(Figure contents as structured data)
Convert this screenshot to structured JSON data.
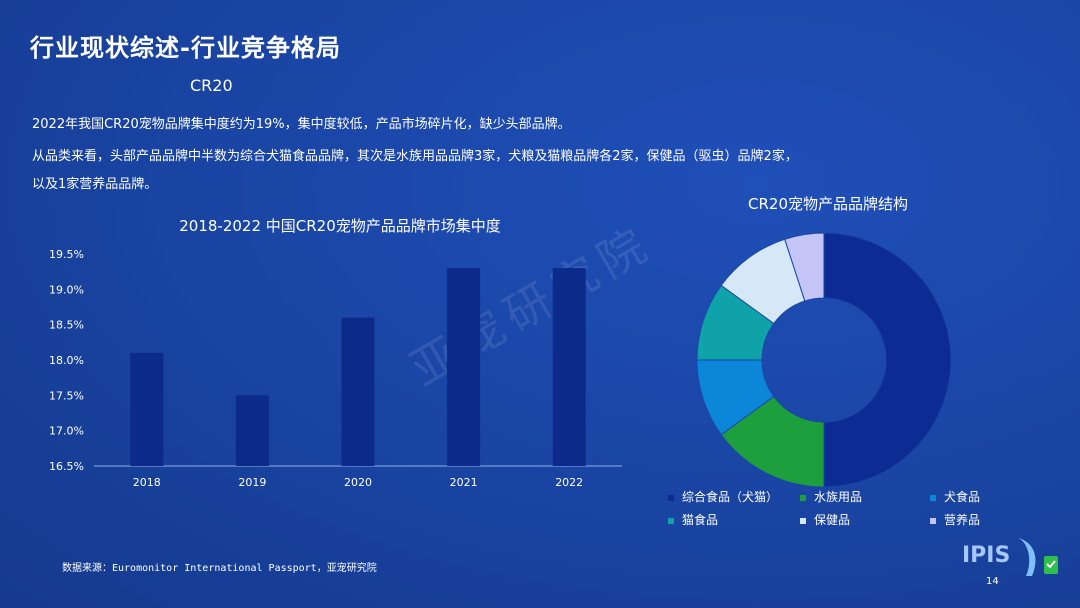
{
  "slide": {
    "title": "行业现状综述-行业竞争格局",
    "subtitle": "CR20",
    "para1": "2022年我国CR20宠物品牌集中度约为19%，集中度较低，产品市场碎片化，缺少头部品牌。",
    "para2": "从品类来看，头部产品品牌中半数为综合犬猫食品品牌，其次是水族用品品牌3家，犬粮及猫粮品牌各2家，保健品（驱虫）品牌2家，",
    "para3": "以及1家营养品品牌。",
    "watermark": "亚宠研究院",
    "source": "数据来源：Euromonitor International Passport，亚宠研究院",
    "page_number": "14",
    "logo_text": "IPIS"
  },
  "chart_data": [
    {
      "type": "bar",
      "title": "2018-2022 中国CR20宠物产品品牌市场集中度",
      "categories": [
        "2018",
        "2019",
        "2020",
        "2021",
        "2022"
      ],
      "values": [
        18.1,
        17.5,
        18.6,
        19.3,
        19.3
      ],
      "ylim": [
        16.5,
        19.5
      ],
      "yticks": [
        "19.5%",
        "19.0%",
        "18.5%",
        "18.0%",
        "17.5%",
        "17.0%",
        "16.5%"
      ],
      "color": "#0b2a8a"
    },
    {
      "type": "pie",
      "title": "CR20宠物产品品牌结构",
      "labels": [
        "综合食品（犬猫）",
        "水族用品",
        "犬食品",
        "猫食品",
        "保健品",
        "营养品"
      ],
      "values": [
        10,
        3,
        2,
        2,
        2,
        1
      ],
      "colors": [
        "#0d2c93",
        "#1d9f3e",
        "#0b86d8",
        "#0fa2a8",
        "#d6e8f7",
        "#c4c4f7"
      ],
      "legend_position": "bottom"
    }
  ]
}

_Do this:_ Extract every line of the data exactly; pictures stay out.

_Written response:_
Convert this screenshot to structured JSON data.
{
  "slide": {
    "title": "行业现状综述-行业竞争格局",
    "subtitle": "CR20",
    "para1": "2022年我国CR20宠物品牌集中度约为19%，集中度较低，产品市场碎片化，缺少头部品牌。",
    "para2": "从品类来看，头部产品品牌中半数为综合犬猫食品品牌，其次是水族用品品牌3家，犬粮及猫粮品牌各2家，保健品（驱虫）品牌2家，",
    "para3": "以及1家营养品品牌。",
    "watermark": "亚宠研究院",
    "source": "数据来源：Euromonitor International Passport，亚宠研究院",
    "page_number": "14",
    "logo_text": "IPIS"
  },
  "chart_data": [
    {
      "type": "bar",
      "title": "2018-2022 中国CR20宠物产品品牌市场集中度",
      "categories": [
        "2018",
        "2019",
        "2020",
        "2021",
        "2022"
      ],
      "values": [
        18.1,
        17.5,
        18.6,
        19.3,
        19.3
      ],
      "ylim": [
        16.5,
        19.5
      ],
      "yticks": [
        "19.5%",
        "19.0%",
        "18.5%",
        "18.0%",
        "17.5%",
        "17.0%",
        "16.5%"
      ],
      "color": "#0b2a8a"
    },
    {
      "type": "pie",
      "title": "CR20宠物产品品牌结构",
      "labels": [
        "综合食品（犬猫）",
        "水族用品",
        "犬食品",
        "猫食品",
        "保健品",
        "营养品"
      ],
      "values": [
        10,
        3,
        2,
        2,
        2,
        1
      ],
      "colors": [
        "#0d2c93",
        "#1d9f3e",
        "#0b86d8",
        "#0fa2a8",
        "#d6e8f7",
        "#c4c4f7"
      ],
      "legend_position": "bottom"
    }
  ]
}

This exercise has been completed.